[Items from a data source]
___

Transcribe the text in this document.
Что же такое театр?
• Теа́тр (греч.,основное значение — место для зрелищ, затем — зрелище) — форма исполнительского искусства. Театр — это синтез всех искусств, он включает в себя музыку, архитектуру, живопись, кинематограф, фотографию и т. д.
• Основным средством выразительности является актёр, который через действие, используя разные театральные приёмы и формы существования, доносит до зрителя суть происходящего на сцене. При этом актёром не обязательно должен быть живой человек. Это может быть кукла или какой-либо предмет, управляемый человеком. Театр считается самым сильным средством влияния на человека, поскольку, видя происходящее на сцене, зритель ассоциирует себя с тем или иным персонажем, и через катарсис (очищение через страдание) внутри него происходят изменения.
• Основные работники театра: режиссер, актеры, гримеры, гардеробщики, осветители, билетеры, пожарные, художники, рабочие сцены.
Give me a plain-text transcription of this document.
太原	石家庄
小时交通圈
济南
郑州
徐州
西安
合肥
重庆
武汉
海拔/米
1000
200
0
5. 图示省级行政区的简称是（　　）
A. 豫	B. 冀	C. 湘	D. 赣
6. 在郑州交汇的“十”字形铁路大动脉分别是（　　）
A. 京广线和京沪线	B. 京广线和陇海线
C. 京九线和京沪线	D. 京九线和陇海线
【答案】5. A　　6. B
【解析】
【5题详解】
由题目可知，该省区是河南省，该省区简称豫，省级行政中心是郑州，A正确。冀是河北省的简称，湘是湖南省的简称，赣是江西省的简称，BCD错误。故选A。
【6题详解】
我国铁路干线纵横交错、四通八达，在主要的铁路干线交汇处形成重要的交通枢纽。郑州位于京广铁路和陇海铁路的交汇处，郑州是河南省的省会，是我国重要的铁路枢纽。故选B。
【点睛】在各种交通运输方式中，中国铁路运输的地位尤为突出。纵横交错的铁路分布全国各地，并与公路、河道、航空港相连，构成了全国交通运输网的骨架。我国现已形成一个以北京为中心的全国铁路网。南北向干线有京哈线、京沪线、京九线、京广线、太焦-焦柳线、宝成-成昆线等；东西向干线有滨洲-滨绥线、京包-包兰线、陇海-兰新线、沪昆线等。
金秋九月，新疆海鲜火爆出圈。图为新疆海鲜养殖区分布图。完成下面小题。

___

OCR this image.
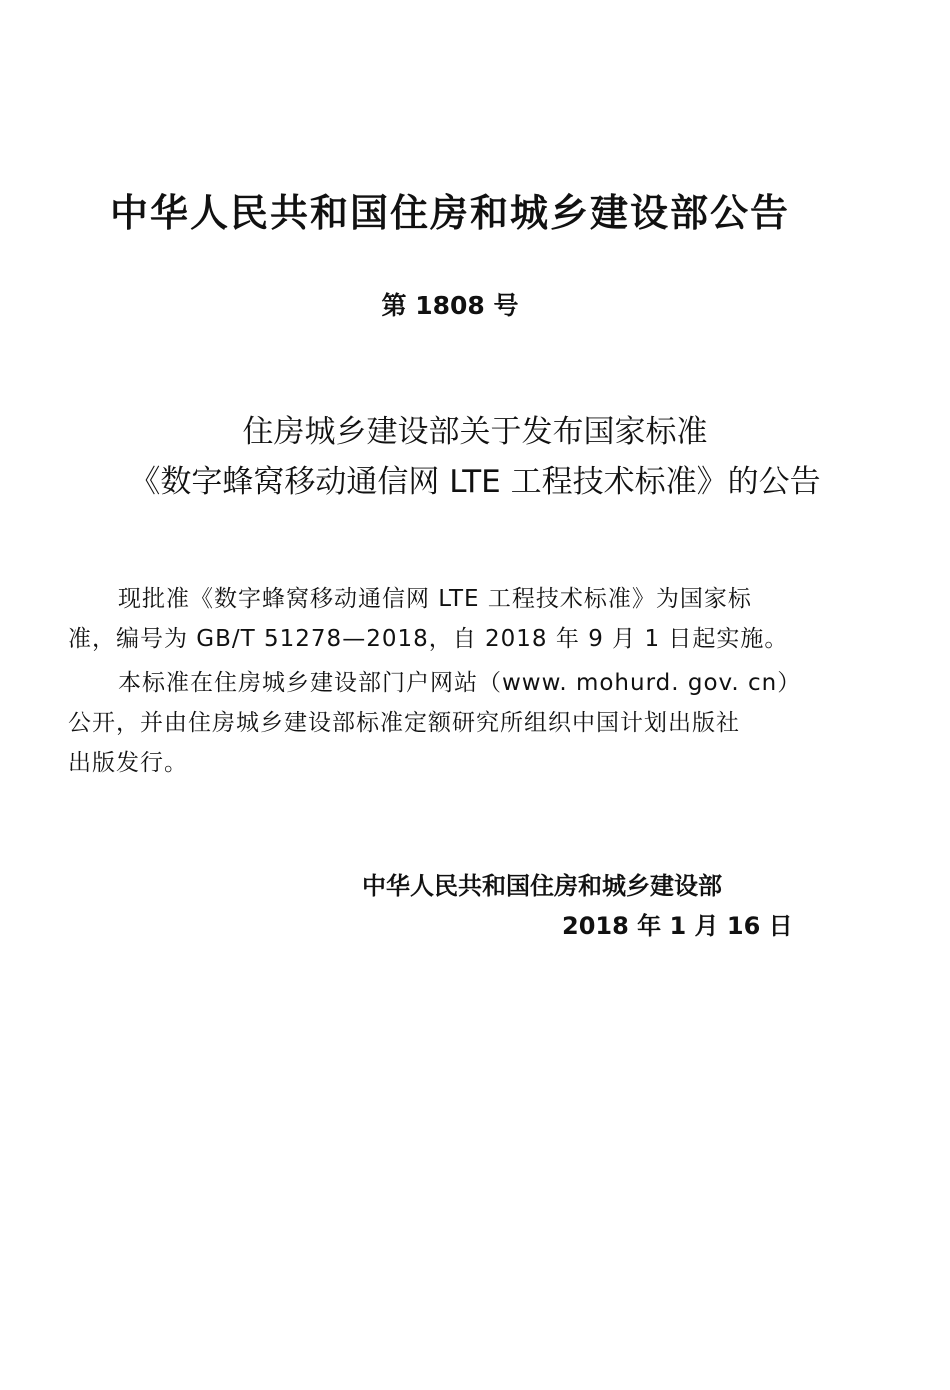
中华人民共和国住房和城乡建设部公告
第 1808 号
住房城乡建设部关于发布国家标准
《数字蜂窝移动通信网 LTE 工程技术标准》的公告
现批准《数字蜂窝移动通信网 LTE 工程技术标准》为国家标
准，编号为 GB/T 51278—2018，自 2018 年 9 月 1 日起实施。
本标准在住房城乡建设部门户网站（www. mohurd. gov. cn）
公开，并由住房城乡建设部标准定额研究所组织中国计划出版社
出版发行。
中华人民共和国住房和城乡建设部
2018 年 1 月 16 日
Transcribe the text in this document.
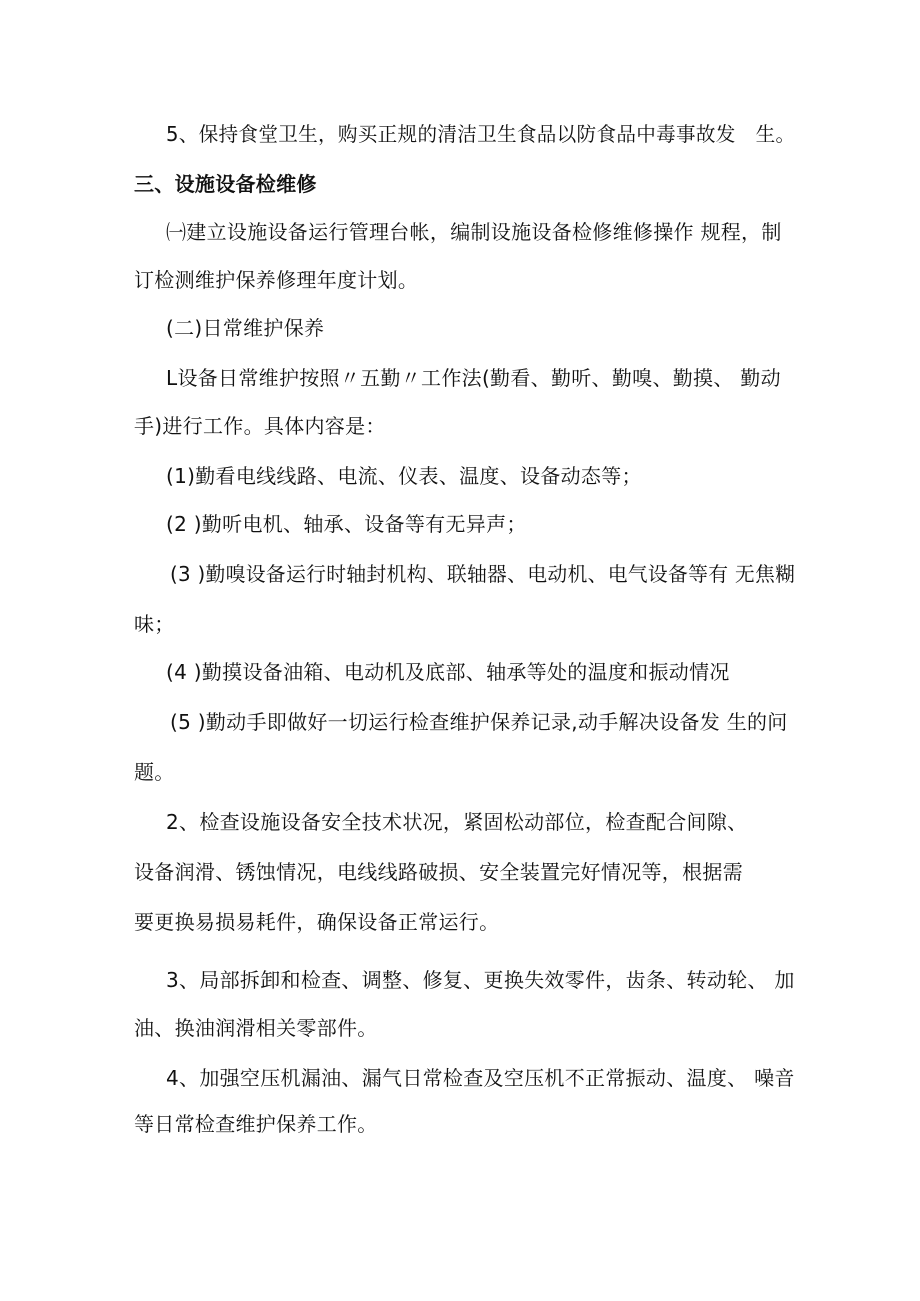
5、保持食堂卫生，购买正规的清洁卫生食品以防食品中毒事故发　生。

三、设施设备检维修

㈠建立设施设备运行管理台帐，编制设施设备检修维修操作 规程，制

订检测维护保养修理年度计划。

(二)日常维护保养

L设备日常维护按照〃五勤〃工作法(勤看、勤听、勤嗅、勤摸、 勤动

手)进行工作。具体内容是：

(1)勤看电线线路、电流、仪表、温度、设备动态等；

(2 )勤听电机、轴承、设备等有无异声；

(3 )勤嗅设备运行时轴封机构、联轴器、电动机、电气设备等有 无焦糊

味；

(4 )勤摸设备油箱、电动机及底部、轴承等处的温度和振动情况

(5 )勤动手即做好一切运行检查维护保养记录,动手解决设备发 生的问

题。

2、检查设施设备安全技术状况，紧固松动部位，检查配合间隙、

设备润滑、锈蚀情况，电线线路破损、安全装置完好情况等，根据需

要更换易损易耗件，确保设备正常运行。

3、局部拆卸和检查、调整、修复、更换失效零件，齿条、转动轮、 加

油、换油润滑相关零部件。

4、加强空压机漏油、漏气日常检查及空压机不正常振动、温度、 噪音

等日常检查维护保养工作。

___

Count up every line above that has the word "数字蜂窝移动通信网" in it; answer with the number alone.

2